[Start DATA SUPPLIED]
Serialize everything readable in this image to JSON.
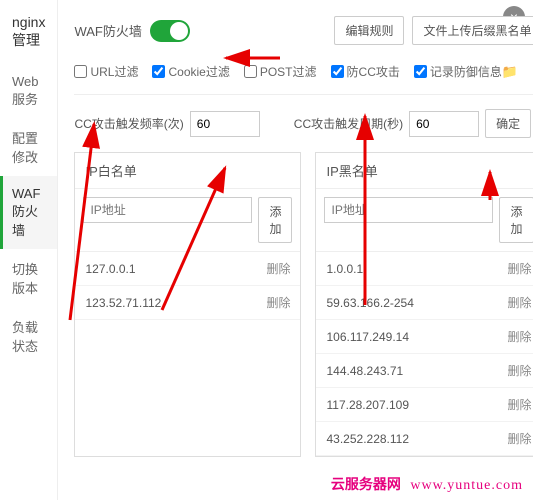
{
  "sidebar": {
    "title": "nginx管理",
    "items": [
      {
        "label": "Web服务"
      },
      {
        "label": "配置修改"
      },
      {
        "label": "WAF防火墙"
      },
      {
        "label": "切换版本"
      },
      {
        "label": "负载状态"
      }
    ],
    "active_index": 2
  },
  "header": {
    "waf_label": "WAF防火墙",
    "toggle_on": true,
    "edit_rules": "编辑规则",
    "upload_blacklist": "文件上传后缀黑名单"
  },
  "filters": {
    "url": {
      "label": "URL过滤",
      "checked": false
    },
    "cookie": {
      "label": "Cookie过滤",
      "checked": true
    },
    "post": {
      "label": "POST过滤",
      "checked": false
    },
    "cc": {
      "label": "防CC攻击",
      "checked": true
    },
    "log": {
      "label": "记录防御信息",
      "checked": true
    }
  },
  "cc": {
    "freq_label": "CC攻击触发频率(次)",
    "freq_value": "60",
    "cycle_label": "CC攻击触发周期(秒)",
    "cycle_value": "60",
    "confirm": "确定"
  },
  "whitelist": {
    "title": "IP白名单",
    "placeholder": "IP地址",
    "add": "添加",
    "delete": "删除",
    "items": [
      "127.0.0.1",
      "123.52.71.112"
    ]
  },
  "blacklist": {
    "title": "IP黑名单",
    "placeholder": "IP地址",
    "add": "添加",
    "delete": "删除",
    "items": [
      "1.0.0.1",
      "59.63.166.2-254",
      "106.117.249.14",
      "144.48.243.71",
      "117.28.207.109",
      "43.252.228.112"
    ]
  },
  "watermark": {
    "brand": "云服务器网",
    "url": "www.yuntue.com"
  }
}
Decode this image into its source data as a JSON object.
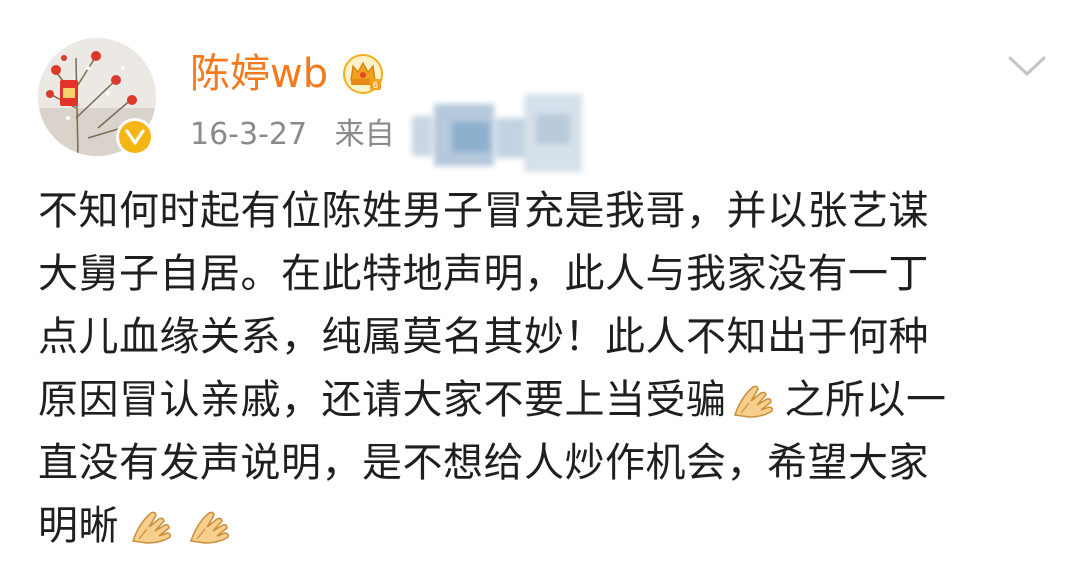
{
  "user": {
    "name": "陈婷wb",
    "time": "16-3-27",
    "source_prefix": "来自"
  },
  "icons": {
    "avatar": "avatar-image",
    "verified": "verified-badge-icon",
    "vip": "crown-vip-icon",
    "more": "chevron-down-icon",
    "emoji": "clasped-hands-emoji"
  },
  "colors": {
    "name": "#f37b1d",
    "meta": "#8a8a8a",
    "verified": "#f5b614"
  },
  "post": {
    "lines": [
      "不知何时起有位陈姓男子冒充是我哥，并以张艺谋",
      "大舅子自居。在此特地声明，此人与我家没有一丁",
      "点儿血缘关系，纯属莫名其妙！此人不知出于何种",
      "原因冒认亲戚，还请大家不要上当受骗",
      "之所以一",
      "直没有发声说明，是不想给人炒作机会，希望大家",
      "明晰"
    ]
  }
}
[End DATA SUPPLIED]
[Start DATA SUPPLIED]
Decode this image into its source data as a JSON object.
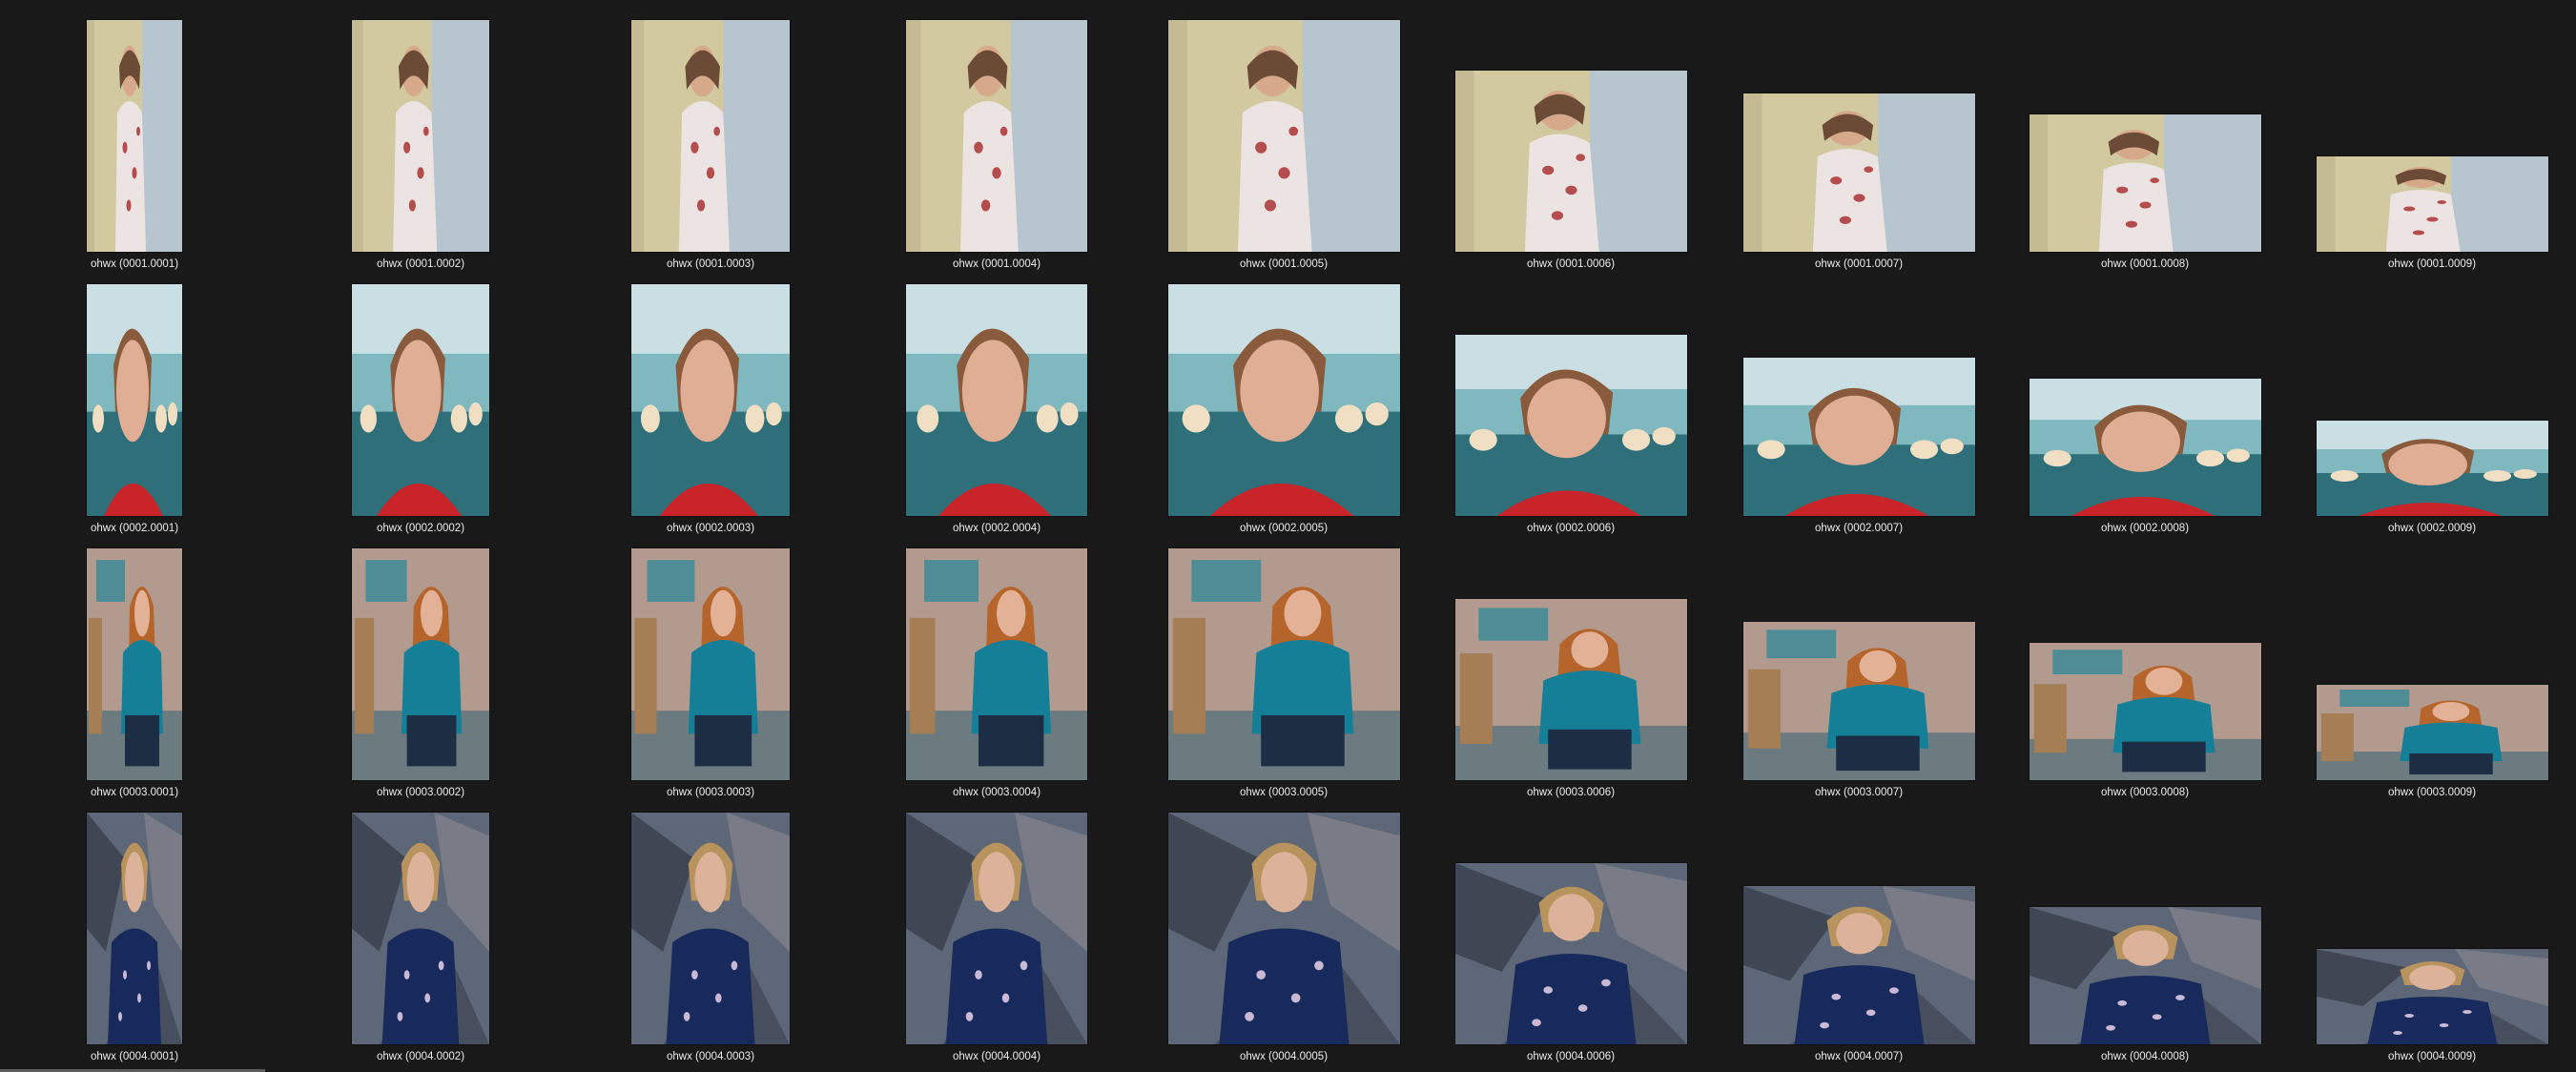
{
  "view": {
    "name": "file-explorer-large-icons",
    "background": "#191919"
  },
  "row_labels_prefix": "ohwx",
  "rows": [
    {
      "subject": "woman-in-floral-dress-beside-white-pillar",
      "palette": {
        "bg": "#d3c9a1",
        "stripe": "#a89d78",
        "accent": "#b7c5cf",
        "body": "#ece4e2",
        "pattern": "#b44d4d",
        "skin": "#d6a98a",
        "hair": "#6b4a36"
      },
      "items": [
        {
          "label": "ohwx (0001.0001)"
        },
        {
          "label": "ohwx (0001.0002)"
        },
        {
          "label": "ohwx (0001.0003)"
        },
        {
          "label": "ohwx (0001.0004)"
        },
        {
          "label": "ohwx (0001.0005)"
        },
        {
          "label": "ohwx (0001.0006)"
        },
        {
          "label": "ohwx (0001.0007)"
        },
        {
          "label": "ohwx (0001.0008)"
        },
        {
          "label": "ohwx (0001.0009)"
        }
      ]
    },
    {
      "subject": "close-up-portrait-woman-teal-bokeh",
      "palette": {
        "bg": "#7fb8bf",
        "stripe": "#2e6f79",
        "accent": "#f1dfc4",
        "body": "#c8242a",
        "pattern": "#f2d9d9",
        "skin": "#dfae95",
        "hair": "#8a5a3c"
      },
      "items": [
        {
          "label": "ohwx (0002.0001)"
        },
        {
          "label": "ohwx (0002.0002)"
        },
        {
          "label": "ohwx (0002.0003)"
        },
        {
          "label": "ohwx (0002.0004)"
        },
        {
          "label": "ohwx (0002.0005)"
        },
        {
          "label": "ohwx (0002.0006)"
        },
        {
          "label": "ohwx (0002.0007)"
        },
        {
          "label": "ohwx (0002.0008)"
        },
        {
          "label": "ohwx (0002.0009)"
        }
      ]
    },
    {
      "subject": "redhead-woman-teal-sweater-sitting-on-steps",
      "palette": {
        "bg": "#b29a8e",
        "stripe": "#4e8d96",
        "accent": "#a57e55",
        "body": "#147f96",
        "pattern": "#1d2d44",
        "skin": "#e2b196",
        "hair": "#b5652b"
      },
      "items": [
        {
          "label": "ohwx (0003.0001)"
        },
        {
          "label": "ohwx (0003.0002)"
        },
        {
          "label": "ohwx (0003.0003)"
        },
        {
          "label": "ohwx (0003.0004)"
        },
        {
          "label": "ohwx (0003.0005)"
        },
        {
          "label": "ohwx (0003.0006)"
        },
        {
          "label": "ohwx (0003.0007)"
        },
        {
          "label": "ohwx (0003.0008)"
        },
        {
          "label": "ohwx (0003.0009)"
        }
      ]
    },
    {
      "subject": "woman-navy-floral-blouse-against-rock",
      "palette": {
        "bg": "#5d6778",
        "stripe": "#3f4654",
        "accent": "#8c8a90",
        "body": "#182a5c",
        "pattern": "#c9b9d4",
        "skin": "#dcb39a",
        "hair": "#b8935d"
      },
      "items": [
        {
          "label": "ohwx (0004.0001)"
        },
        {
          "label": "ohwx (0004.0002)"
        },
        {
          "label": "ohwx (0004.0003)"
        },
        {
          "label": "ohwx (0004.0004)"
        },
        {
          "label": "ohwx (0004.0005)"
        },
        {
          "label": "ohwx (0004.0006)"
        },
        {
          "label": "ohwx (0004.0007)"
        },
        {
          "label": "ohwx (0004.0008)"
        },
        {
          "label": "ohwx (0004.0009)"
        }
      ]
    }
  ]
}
[End DATA SUPPLIED]
[Start DATA SUPPLIED]
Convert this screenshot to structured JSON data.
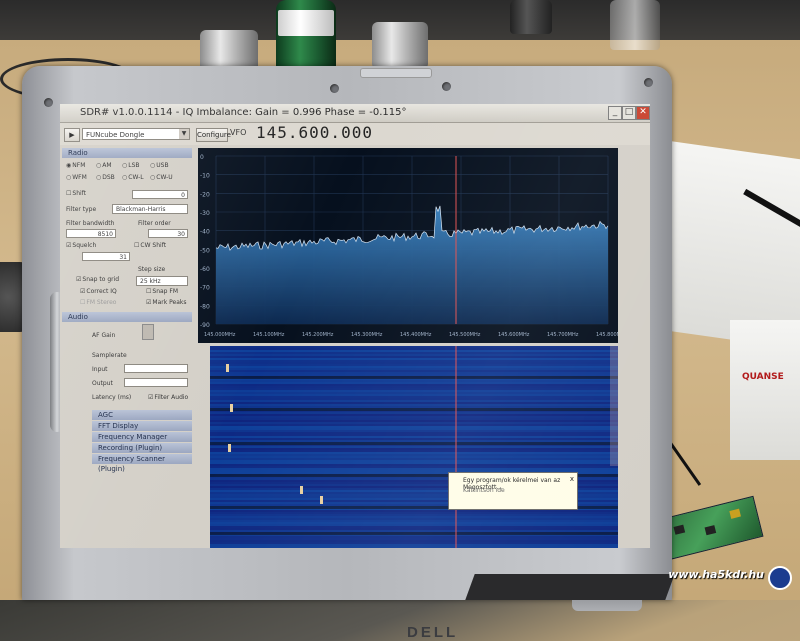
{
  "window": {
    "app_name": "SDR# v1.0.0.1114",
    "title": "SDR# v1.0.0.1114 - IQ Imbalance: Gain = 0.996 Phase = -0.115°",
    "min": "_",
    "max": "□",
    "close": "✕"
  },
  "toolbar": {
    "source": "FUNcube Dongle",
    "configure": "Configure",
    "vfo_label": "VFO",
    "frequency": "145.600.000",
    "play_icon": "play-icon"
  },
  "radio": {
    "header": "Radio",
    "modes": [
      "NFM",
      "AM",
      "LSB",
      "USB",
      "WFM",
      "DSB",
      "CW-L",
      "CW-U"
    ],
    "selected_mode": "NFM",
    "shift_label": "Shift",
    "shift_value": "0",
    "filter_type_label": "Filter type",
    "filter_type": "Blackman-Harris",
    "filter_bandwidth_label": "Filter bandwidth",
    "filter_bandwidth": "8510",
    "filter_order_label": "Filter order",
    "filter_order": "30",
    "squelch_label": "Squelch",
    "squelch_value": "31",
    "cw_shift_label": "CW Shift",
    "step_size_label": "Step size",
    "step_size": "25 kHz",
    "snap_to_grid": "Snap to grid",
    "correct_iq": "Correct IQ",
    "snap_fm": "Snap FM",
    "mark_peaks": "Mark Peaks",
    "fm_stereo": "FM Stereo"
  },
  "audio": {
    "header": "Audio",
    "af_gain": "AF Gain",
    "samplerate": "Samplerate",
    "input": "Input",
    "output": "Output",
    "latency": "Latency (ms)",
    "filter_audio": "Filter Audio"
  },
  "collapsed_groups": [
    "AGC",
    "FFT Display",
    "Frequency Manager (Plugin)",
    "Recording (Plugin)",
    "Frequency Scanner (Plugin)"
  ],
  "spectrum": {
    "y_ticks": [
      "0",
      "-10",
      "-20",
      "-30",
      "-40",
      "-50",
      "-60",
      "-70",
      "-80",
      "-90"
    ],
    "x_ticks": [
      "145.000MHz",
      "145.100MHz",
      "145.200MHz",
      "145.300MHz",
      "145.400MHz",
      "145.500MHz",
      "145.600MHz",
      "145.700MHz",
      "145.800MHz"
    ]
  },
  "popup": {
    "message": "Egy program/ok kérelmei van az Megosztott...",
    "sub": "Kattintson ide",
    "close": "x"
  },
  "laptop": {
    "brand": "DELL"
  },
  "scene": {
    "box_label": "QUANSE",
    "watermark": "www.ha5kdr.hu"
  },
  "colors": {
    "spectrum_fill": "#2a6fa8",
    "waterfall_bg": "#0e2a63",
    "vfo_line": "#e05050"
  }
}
[End DATA SUPPLIED]
> [GIVEN INSTRUCTION] Copy each line that contains the word "skin".

> [EXERCISE RESPONSE]
        "skin": "#d6a98a",
        "skin": "#dfae95",
        "skin": "#e2b196",
        "skin": "#dcb39a",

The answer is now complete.